Write out the listing below in full and exactly, leaving out every picture.

◆ ◆ ◆ ◆

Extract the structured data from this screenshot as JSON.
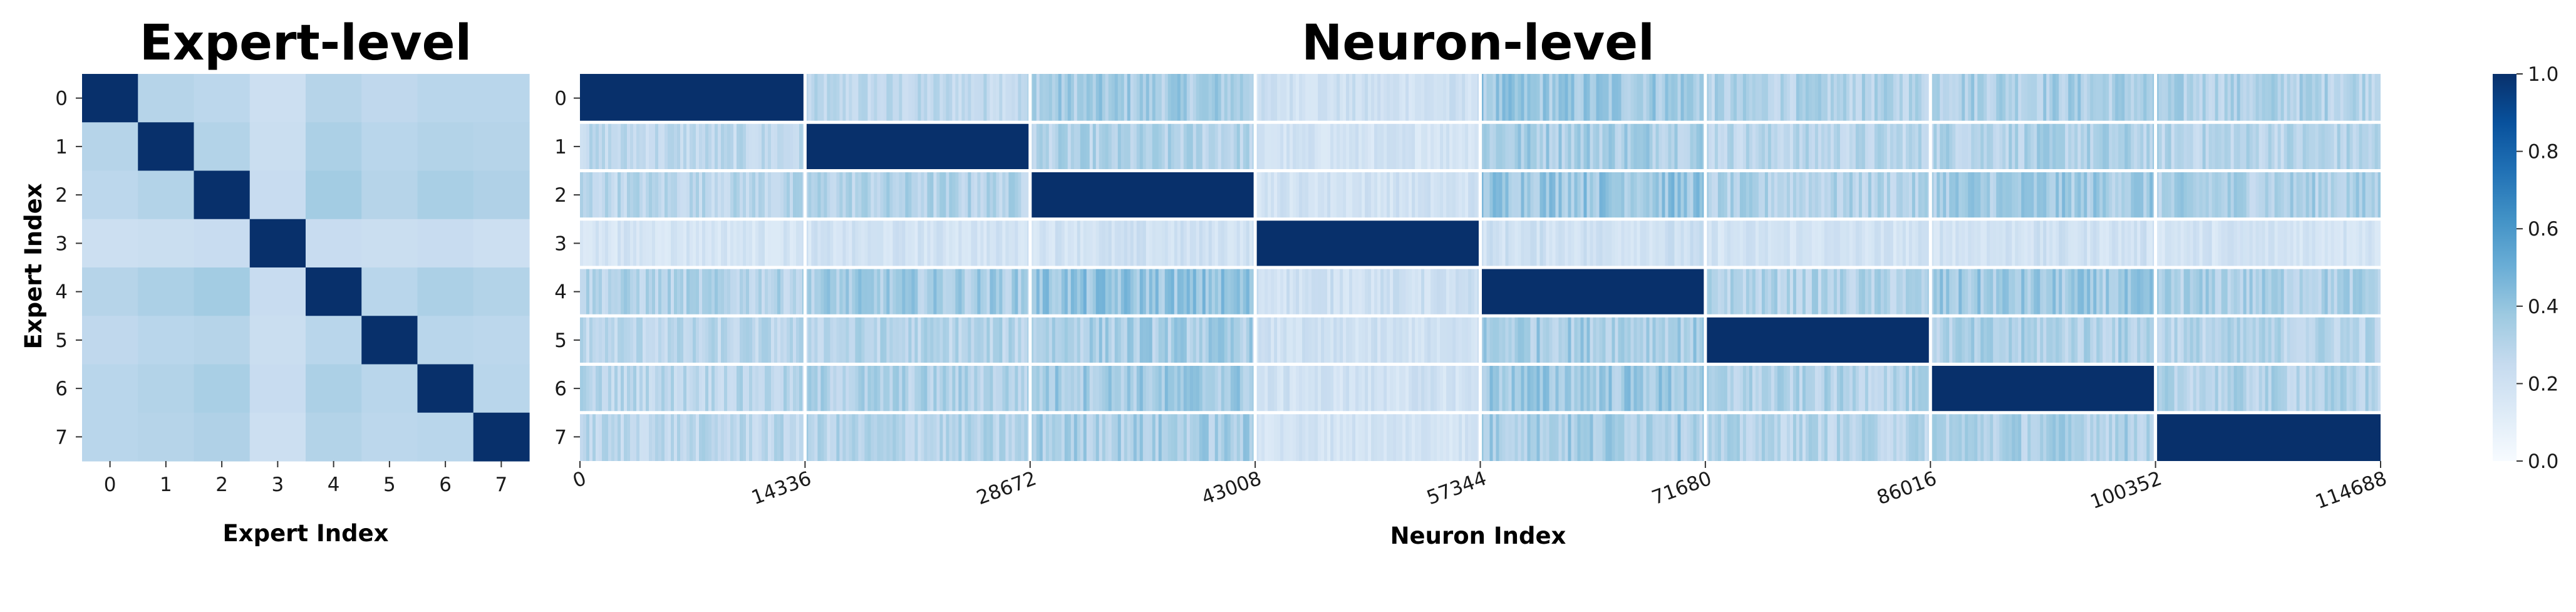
{
  "chart_data": [
    {
      "type": "heatmap",
      "title": "Expert-level",
      "xlabel": "Expert Index",
      "ylabel": "Expert Index",
      "x_ticks": [
        "0",
        "1",
        "2",
        "3",
        "4",
        "5",
        "6",
        "7"
      ],
      "y_ticks": [
        "0",
        "1",
        "2",
        "3",
        "4",
        "5",
        "6",
        "7"
      ],
      "colormap": "Blues",
      "vmin": 0.0,
      "vmax": 1.0,
      "values": [
        [
          1.0,
          0.3,
          0.28,
          0.22,
          0.3,
          0.27,
          0.29,
          0.29
        ],
        [
          0.3,
          1.0,
          0.31,
          0.23,
          0.33,
          0.29,
          0.31,
          0.3
        ],
        [
          0.28,
          0.31,
          1.0,
          0.24,
          0.36,
          0.3,
          0.34,
          0.32
        ],
        [
          0.22,
          0.23,
          0.24,
          1.0,
          0.24,
          0.23,
          0.24,
          0.22
        ],
        [
          0.3,
          0.33,
          0.36,
          0.24,
          1.0,
          0.29,
          0.33,
          0.31
        ],
        [
          0.27,
          0.29,
          0.3,
          0.23,
          0.29,
          1.0,
          0.29,
          0.28
        ],
        [
          0.29,
          0.31,
          0.34,
          0.24,
          0.33,
          0.29,
          1.0,
          0.29
        ],
        [
          0.29,
          0.3,
          0.32,
          0.22,
          0.31,
          0.28,
          0.29,
          1.0
        ]
      ]
    },
    {
      "type": "heatmap",
      "title": "Neuron-level",
      "xlabel": "Neuron Index",
      "ylabel": "",
      "x_ticks": [
        "0",
        "14336",
        "28672",
        "43008",
        "57344",
        "71680",
        "86016",
        "100352",
        "114688"
      ],
      "y_ticks": [
        "0",
        "1",
        "2",
        "3",
        "4",
        "5",
        "6",
        "7"
      ],
      "x_range": [
        0,
        114688
      ],
      "neurons_per_expert": 14336,
      "colormap": "Blues",
      "vmin": 0.0,
      "vmax": 1.0,
      "block_mean_values": [
        [
          1.0,
          0.26,
          0.34,
          0.2,
          0.36,
          0.3,
          0.33,
          0.31
        ],
        [
          0.26,
          1.0,
          0.3,
          0.18,
          0.34,
          0.28,
          0.31,
          0.29
        ],
        [
          0.28,
          0.3,
          1.0,
          0.19,
          0.38,
          0.3,
          0.35,
          0.32
        ],
        [
          0.17,
          0.18,
          0.19,
          1.0,
          0.2,
          0.18,
          0.19,
          0.18
        ],
        [
          0.3,
          0.34,
          0.38,
          0.2,
          1.0,
          0.3,
          0.35,
          0.32
        ],
        [
          0.27,
          0.29,
          0.33,
          0.19,
          0.34,
          1.0,
          0.31,
          0.29
        ],
        [
          0.28,
          0.31,
          0.35,
          0.19,
          0.36,
          0.3,
          1.0,
          0.3
        ],
        [
          0.27,
          0.29,
          0.33,
          0.18,
          0.34,
          0.29,
          0.32,
          1.0
        ]
      ]
    }
  ],
  "colorbar": {
    "colormap": "Blues",
    "range": [
      0.0,
      1.0
    ],
    "ticks": [
      "0.0",
      "0.2",
      "0.4",
      "0.6",
      "0.8",
      "1.0"
    ]
  }
}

◆ ◆ ◆ ◆

> _Result of this task_:
Extract the structured data from this screenshot as JSON.
{
  "chart_data": [
    {
      "type": "heatmap",
      "title": "Expert-level",
      "xlabel": "Expert Index",
      "ylabel": "Expert Index",
      "x_ticks": [
        "0",
        "1",
        "2",
        "3",
        "4",
        "5",
        "6",
        "7"
      ],
      "y_ticks": [
        "0",
        "1",
        "2",
        "3",
        "4",
        "5",
        "6",
        "7"
      ],
      "colormap": "Blues",
      "vmin": 0.0,
      "vmax": 1.0,
      "values": [
        [
          1.0,
          0.3,
          0.28,
          0.22,
          0.3,
          0.27,
          0.29,
          0.29
        ],
        [
          0.3,
          1.0,
          0.31,
          0.23,
          0.33,
          0.29,
          0.31,
          0.3
        ],
        [
          0.28,
          0.31,
          1.0,
          0.24,
          0.36,
          0.3,
          0.34,
          0.32
        ],
        [
          0.22,
          0.23,
          0.24,
          1.0,
          0.24,
          0.23,
          0.24,
          0.22
        ],
        [
          0.3,
          0.33,
          0.36,
          0.24,
          1.0,
          0.29,
          0.33,
          0.31
        ],
        [
          0.27,
          0.29,
          0.3,
          0.23,
          0.29,
          1.0,
          0.29,
          0.28
        ],
        [
          0.29,
          0.31,
          0.34,
          0.24,
          0.33,
          0.29,
          1.0,
          0.29
        ],
        [
          0.29,
          0.3,
          0.32,
          0.22,
          0.31,
          0.28,
          0.29,
          1.0
        ]
      ]
    },
    {
      "type": "heatmap",
      "title": "Neuron-level",
      "xlabel": "Neuron Index",
      "ylabel": "",
      "x_ticks": [
        "0",
        "14336",
        "28672",
        "43008",
        "57344",
        "71680",
        "86016",
        "100352",
        "114688"
      ],
      "y_ticks": [
        "0",
        "1",
        "2",
        "3",
        "4",
        "5",
        "6",
        "7"
      ],
      "x_range": [
        0,
        114688
      ],
      "neurons_per_expert": 14336,
      "colormap": "Blues",
      "vmin": 0.0,
      "vmax": 1.0,
      "block_mean_values": [
        [
          1.0,
          0.26,
          0.34,
          0.2,
          0.36,
          0.3,
          0.33,
          0.31
        ],
        [
          0.26,
          1.0,
          0.3,
          0.18,
          0.34,
          0.28,
          0.31,
          0.29
        ],
        [
          0.28,
          0.3,
          1.0,
          0.19,
          0.38,
          0.3,
          0.35,
          0.32
        ],
        [
          0.17,
          0.18,
          0.19,
          1.0,
          0.2,
          0.18,
          0.19,
          0.18
        ],
        [
          0.3,
          0.34,
          0.38,
          0.2,
          1.0,
          0.3,
          0.35,
          0.32
        ],
        [
          0.27,
          0.29,
          0.33,
          0.19,
          0.34,
          1.0,
          0.31,
          0.29
        ],
        [
          0.28,
          0.31,
          0.35,
          0.19,
          0.36,
          0.3,
          1.0,
          0.3
        ],
        [
          0.27,
          0.29,
          0.33,
          0.18,
          0.34,
          0.29,
          0.32,
          1.0
        ]
      ]
    }
  ],
  "colorbar": {
    "colormap": "Blues",
    "range": [
      0.0,
      1.0
    ],
    "ticks": [
      "0.0",
      "0.2",
      "0.4",
      "0.6",
      "0.8",
      "1.0"
    ]
  }
}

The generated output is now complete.